Filter the records for lines holding the string "screenshot".

#### Data for this exercise

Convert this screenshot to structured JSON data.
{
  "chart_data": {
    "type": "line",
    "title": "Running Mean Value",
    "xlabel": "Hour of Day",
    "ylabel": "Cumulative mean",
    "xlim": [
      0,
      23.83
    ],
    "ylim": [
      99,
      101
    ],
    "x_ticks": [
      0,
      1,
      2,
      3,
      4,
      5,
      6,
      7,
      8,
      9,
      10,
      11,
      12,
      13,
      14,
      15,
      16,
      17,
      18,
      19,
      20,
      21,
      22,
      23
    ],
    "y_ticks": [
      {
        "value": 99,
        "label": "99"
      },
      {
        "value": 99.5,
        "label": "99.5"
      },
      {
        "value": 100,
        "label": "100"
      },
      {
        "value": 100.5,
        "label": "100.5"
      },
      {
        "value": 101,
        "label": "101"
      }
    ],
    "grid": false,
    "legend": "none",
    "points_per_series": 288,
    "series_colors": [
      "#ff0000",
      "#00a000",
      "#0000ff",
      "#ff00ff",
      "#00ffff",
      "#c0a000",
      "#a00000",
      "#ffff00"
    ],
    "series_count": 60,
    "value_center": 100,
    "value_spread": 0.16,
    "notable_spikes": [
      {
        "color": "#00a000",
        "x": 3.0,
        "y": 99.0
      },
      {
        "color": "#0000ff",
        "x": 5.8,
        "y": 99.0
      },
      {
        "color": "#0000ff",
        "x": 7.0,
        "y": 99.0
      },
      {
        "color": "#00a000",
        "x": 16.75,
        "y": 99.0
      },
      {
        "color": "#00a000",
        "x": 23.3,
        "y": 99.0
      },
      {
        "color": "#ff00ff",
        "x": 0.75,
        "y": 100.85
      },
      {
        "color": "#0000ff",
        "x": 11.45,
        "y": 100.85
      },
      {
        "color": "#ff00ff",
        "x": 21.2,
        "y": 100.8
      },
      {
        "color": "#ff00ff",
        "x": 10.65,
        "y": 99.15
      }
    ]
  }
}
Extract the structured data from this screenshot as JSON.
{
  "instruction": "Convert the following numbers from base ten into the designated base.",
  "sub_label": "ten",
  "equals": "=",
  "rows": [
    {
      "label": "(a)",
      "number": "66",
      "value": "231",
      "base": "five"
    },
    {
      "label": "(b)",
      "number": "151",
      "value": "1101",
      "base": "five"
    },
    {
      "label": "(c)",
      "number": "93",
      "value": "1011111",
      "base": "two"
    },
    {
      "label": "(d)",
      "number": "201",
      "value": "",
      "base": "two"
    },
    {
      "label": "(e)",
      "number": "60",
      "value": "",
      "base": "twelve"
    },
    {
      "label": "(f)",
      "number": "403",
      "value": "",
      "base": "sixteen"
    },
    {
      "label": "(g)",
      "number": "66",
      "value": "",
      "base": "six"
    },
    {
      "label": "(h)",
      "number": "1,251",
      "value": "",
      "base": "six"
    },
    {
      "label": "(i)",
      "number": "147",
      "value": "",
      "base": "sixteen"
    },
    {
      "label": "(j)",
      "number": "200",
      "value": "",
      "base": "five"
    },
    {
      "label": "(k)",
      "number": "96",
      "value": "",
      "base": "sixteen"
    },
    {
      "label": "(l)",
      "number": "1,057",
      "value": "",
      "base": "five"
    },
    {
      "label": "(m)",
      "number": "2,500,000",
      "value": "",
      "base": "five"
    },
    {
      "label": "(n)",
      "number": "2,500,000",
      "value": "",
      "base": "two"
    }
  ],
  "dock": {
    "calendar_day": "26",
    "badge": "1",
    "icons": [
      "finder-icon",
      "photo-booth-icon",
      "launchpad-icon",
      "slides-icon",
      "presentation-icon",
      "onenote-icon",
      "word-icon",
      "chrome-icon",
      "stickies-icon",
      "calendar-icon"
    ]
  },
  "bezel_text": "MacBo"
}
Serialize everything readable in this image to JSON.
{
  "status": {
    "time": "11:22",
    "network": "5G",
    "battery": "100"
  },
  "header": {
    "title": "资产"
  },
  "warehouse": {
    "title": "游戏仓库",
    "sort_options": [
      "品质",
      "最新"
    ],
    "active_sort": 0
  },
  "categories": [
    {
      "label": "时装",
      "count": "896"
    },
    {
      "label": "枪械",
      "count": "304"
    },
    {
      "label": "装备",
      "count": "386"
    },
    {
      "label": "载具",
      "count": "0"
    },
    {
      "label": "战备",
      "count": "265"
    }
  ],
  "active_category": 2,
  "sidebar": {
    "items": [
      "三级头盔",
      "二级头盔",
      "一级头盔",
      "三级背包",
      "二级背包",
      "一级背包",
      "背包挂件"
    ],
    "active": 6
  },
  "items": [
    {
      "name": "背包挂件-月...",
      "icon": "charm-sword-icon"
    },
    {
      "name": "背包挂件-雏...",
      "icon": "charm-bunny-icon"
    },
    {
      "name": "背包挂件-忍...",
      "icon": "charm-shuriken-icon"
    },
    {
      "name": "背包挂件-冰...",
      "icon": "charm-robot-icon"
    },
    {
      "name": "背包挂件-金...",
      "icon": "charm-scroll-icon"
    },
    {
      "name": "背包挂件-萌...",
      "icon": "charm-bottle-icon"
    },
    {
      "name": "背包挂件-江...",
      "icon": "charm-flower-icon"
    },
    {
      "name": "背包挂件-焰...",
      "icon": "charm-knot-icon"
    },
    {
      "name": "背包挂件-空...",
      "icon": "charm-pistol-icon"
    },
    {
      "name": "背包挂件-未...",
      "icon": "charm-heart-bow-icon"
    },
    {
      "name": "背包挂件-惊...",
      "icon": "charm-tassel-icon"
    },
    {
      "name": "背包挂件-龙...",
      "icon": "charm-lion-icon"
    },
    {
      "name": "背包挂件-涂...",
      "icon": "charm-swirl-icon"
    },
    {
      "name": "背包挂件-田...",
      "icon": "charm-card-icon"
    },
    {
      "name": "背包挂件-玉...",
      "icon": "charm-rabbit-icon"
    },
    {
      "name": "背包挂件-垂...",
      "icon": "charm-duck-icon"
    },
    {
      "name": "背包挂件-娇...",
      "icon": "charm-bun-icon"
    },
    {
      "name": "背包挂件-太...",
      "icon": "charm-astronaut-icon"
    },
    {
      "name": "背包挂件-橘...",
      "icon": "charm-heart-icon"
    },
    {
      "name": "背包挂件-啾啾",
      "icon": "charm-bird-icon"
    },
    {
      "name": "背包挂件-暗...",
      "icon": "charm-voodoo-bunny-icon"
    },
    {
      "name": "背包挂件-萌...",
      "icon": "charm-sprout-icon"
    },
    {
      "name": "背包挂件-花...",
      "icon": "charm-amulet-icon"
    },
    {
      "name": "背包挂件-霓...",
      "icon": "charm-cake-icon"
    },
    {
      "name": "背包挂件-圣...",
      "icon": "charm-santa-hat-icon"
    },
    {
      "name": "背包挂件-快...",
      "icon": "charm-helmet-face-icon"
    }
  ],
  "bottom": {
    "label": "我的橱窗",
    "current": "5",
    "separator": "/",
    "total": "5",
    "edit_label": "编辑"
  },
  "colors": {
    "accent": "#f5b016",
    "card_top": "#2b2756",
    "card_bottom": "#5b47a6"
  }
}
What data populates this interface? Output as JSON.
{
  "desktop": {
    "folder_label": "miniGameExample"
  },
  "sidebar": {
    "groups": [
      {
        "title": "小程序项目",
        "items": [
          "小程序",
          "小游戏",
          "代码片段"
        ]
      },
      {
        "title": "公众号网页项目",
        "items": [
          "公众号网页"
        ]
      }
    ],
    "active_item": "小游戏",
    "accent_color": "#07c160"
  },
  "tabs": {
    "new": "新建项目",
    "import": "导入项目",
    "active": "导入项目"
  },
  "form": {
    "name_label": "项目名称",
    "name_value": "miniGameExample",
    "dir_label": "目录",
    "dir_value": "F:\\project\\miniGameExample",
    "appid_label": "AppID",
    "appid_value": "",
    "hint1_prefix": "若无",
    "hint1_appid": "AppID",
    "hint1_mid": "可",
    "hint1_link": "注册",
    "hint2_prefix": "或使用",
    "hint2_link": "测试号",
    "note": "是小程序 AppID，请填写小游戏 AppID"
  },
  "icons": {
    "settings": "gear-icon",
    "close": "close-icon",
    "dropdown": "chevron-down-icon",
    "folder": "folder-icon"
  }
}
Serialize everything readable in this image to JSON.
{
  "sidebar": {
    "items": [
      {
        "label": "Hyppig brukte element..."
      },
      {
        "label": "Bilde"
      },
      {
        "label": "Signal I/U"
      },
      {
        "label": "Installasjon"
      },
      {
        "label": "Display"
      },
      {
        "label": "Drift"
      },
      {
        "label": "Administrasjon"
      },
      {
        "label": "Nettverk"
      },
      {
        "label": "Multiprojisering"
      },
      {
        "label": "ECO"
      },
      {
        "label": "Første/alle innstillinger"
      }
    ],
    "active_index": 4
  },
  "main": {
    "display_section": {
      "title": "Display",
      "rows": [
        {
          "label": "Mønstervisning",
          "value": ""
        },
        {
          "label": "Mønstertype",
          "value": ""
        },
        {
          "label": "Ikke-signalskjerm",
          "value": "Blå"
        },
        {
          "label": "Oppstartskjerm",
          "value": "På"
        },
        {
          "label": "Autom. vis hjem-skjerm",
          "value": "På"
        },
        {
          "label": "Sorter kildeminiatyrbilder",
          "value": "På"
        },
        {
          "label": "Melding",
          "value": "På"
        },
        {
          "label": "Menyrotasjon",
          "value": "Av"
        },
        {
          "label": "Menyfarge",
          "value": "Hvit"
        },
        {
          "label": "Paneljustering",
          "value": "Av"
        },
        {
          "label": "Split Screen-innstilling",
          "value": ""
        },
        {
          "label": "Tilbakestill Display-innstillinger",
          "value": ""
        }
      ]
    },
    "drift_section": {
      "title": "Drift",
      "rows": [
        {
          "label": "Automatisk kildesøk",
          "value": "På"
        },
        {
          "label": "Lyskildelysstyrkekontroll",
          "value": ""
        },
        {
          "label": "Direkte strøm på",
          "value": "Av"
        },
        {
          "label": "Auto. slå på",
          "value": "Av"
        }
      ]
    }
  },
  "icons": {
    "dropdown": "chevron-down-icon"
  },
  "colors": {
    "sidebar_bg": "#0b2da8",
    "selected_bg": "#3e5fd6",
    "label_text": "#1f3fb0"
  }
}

########

- [The completed task]
Convert this screenshot to structured JSON data.
Extract the structured data from this screenshot as JSON.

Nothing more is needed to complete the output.